• Set problem:
Copy every one of the records below line for line, keeping each character as it stands.

• Dataset extract:

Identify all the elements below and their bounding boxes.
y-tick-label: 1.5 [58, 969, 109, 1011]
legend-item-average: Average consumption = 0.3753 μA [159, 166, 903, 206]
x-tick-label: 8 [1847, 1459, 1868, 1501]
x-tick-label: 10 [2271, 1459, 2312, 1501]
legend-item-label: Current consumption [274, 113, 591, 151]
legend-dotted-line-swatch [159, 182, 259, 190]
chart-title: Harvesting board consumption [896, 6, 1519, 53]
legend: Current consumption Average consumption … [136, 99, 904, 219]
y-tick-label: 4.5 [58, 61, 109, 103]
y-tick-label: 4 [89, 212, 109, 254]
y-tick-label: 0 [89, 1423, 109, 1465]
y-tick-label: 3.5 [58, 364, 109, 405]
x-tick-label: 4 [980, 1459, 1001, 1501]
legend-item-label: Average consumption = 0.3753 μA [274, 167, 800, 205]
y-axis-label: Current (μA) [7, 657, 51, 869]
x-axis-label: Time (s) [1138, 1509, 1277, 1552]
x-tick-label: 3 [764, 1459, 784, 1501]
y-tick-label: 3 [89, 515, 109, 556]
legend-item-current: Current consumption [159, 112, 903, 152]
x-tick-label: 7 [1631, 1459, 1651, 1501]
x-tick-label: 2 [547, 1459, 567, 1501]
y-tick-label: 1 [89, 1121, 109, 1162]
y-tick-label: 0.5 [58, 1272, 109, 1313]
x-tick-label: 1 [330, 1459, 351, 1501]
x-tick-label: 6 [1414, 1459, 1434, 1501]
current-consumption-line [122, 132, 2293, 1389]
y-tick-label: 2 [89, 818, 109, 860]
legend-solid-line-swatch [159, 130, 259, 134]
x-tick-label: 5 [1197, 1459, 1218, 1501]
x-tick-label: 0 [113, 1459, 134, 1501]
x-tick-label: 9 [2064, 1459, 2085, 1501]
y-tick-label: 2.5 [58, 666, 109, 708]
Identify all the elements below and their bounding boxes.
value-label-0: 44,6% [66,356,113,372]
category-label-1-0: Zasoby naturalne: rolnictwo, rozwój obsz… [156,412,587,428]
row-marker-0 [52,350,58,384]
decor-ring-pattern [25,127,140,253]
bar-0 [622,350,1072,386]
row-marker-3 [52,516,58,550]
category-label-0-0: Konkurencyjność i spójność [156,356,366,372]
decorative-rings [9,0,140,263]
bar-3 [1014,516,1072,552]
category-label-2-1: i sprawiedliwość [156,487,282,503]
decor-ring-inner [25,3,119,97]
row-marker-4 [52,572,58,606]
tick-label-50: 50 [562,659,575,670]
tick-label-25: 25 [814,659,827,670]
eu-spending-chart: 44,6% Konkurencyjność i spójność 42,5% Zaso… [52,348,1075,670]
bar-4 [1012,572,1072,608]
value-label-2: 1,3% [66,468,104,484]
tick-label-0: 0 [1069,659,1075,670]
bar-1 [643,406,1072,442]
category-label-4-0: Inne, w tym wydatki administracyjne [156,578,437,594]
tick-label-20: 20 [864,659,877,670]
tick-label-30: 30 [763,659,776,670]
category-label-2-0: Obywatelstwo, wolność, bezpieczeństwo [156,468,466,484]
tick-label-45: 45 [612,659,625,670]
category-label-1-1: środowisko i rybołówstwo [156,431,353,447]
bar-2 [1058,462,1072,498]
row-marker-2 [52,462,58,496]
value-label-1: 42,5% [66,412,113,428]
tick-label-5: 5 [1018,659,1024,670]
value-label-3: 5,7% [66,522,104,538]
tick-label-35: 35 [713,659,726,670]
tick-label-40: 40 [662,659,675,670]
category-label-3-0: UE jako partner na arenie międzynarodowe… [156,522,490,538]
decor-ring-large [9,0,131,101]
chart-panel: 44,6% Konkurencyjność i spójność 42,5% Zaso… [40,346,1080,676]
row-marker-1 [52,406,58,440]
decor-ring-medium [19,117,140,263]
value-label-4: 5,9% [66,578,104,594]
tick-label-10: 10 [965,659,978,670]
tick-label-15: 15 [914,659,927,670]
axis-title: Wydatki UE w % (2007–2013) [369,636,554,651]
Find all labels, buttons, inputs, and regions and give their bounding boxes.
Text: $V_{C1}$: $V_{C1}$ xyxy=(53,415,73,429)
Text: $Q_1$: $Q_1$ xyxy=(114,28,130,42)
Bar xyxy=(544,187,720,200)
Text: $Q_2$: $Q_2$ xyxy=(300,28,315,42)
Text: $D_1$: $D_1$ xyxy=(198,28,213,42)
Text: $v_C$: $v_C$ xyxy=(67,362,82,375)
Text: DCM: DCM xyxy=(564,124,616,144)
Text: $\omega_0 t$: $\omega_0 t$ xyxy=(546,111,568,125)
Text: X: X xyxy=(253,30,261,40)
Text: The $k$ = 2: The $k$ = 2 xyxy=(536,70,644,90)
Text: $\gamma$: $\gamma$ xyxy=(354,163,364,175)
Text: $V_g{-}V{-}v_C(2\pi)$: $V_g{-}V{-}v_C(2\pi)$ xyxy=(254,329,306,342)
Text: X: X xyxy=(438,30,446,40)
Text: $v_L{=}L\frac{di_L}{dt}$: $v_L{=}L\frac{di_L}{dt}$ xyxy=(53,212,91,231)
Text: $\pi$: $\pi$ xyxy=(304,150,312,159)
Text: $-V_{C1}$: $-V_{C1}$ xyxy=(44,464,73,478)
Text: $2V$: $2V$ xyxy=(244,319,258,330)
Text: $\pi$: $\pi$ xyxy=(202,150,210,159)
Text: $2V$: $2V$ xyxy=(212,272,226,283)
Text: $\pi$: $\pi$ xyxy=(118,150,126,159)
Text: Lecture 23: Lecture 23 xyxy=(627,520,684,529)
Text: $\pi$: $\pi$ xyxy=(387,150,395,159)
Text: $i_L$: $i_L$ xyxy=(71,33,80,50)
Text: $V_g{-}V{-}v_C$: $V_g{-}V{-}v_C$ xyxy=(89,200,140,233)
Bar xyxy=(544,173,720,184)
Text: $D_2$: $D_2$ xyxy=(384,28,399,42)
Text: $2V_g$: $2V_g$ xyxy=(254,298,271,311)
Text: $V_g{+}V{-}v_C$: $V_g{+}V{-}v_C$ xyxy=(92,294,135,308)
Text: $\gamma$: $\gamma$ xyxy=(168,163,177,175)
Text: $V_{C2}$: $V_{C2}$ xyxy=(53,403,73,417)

• Response for this exercise:
Identify all the elements below and their bounding boxes.
y-tick-label: 1.5 [58, 969, 109, 1011]
legend-item-average: Average consumption = 0.3753 μA [159, 166, 903, 206]
x-tick-label: 8 [1847, 1459, 1868, 1501]
x-tick-label: 10 [2271, 1459, 2312, 1501]
legend-item-label: Current consumption [274, 113, 591, 151]
legend-dotted-line-swatch [159, 182, 259, 190]
chart-title: Harvesting board consumption [896, 6, 1519, 53]
legend: Current consumption Average consumption … [136, 99, 904, 219]
y-tick-label: 4.5 [58, 61, 109, 103]
y-tick-label: 4 [89, 212, 109, 254]
y-tick-label: 0 [89, 1423, 109, 1465]
y-tick-label: 3.5 [58, 364, 109, 405]
x-tick-label: 4 [980, 1459, 1001, 1501]
legend-item-label: Average consumption = 0.3753 μA [274, 167, 800, 205]
y-axis-label: Current (μA) [7, 657, 51, 869]
x-axis-label: Time (s) [1138, 1509, 1277, 1552]
x-tick-label: 3 [764, 1459, 784, 1501]
y-tick-label: 3 [89, 515, 109, 556]
legend-item-current: Current consumption [159, 112, 903, 152]
x-tick-label: 7 [1631, 1459, 1651, 1501]
x-tick-label: 2 [547, 1459, 567, 1501]
y-tick-label: 1 [89, 1121, 109, 1162]
y-tick-label: 0.5 [58, 1272, 109, 1313]
x-tick-label: 1 [330, 1459, 351, 1501]
x-tick-label: 6 [1414, 1459, 1434, 1501]
current-consumption-line [122, 132, 2293, 1389]
y-tick-label: 2 [89, 818, 109, 860]
legend-solid-line-swatch [159, 130, 259, 134]
x-tick-label: 5 [1197, 1459, 1218, 1501]
x-tick-label: 0 [113, 1459, 134, 1501]
x-tick-label: 9 [2064, 1459, 2085, 1501]
y-tick-label: 2.5 [58, 666, 109, 708]
Identify all the elements below and their bounding boxes.
value-label-0: 44,6% [66,356,113,372]
category-label-1-0: Zasoby naturalne: rolnictwo, rozwój obsz… [156,412,587,428]
row-marker-0 [52,350,58,384]
decor-ring-pattern [25,127,140,253]
bar-0 [622,350,1072,386]
row-marker-3 [52,516,58,550]
category-label-0-0: Konkurencyjność i spójność [156,356,366,372]
decorative-rings [9,0,140,263]
bar-3 [1014,516,1072,552]
category-label-2-1: i sprawiedliwość [156,487,282,503]
decor-ring-inner [25,3,119,97]
row-marker-4 [52,572,58,606]
tick-label-50: 50 [562,659,575,670]
tick-label-25: 25 [814,659,827,670]
eu-spending-chart: 44,6% Konkurencyjność i spójność 42,5% Zaso… [52,348,1075,670]
bar-4 [1012,572,1072,608]
value-label-2: 1,3% [66,468,104,484]
tick-label-0: 0 [1069,659,1075,670]
bar-1 [643,406,1072,442]
category-label-4-0: Inne, w tym wydatki administracyjne [156,578,437,594]
tick-label-20: 20 [864,659,877,670]
tick-label-30: 30 [763,659,776,670]
category-label-2-0: Obywatelstwo, wolność, bezpieczeństwo [156,468,466,484]
tick-label-45: 45 [612,659,625,670]
category-label-1-1: środowisko i rybołówstwo [156,431,353,447]
bar-2 [1058,462,1072,498]
row-marker-2 [52,462,58,496]
value-label-1: 42,5% [66,412,113,428]
tick-label-5: 5 [1018,659,1024,670]
value-label-3: 5,7% [66,522,104,538]
tick-label-35: 35 [713,659,726,670]
tick-label-40: 40 [662,659,675,670]
category-label-3-0: UE jako partner na arenie międzynarodowe… [156,522,490,538]
decor-ring-large [9,0,131,101]
chart-panel: 44,6% Konkurencyjność i spójność 42,5% Zaso… [40,346,1080,676]
row-marker-1 [52,406,58,440]
decor-ring-medium [19,117,140,263]
value-label-4: 5,9% [66,578,104,594]
tick-label-10: 10 [965,659,978,670]
tick-label-15: 15 [914,659,927,670]
axis-title: Wydatki UE w % (2007–2013) [369,636,554,651]
Find all labels, buttons, inputs, and regions and give their bounding boxes.
Text: $V_{C1}$: $V_{C1}$ xyxy=(53,415,73,429)
Text: $Q_1$: $Q_1$ xyxy=(114,28,130,42)
Bar xyxy=(544,187,720,200)
Text: $Q_2$: $Q_2$ xyxy=(300,28,315,42)
Text: $D_1$: $D_1$ xyxy=(198,28,213,42)
Text: $v_C$: $v_C$ xyxy=(67,362,82,375)
Text: DCM: DCM xyxy=(564,124,616,144)
Text: $\omega_0 t$: $\omega_0 t$ xyxy=(546,111,568,125)
Text: X: X xyxy=(253,30,261,40)
Text: The $k$ = 2: The $k$ = 2 xyxy=(536,70,644,90)
Text: $\gamma$: $\gamma$ xyxy=(354,163,364,175)
Text: $V_g{-}V{-}v_C(2\pi)$: $V_g{-}V{-}v_C(2\pi)$ xyxy=(254,329,306,342)
Text: X: X xyxy=(438,30,446,40)
Text: $v_L{=}L\frac{di_L}{dt}$: $v_L{=}L\frac{di_L}{dt}$ xyxy=(53,212,91,231)
Text: $\pi$: $\pi$ xyxy=(304,150,312,159)
Text: $-V_{C1}$: $-V_{C1}$ xyxy=(44,464,73,478)
Text: $2V$: $2V$ xyxy=(244,319,258,330)
Text: $\pi$: $\pi$ xyxy=(202,150,210,159)
Text: $2V$: $2V$ xyxy=(212,272,226,283)
Text: $\pi$: $\pi$ xyxy=(118,150,126,159)
Text: Lecture 23: Lecture 23 xyxy=(627,520,684,529)
Text: $\pi$: $\pi$ xyxy=(387,150,395,159)
Text: $i_L$: $i_L$ xyxy=(71,33,80,50)
Text: $V_g{-}V{-}v_C$: $V_g{-}V{-}v_C$ xyxy=(89,200,140,233)
Bar xyxy=(544,173,720,184)
Text: $D_2$: $D_2$ xyxy=(384,28,399,42)
Text: $2V_g$: $2V_g$ xyxy=(254,298,271,311)
Text: $V_g{+}V{-}v_C$: $V_g{+}V{-}v_C$ xyxy=(92,294,135,308)
Text: $\gamma$: $\gamma$ xyxy=(168,163,177,175)
Text: $V_{C2}$: $V_{C2}$ xyxy=(53,403,73,417)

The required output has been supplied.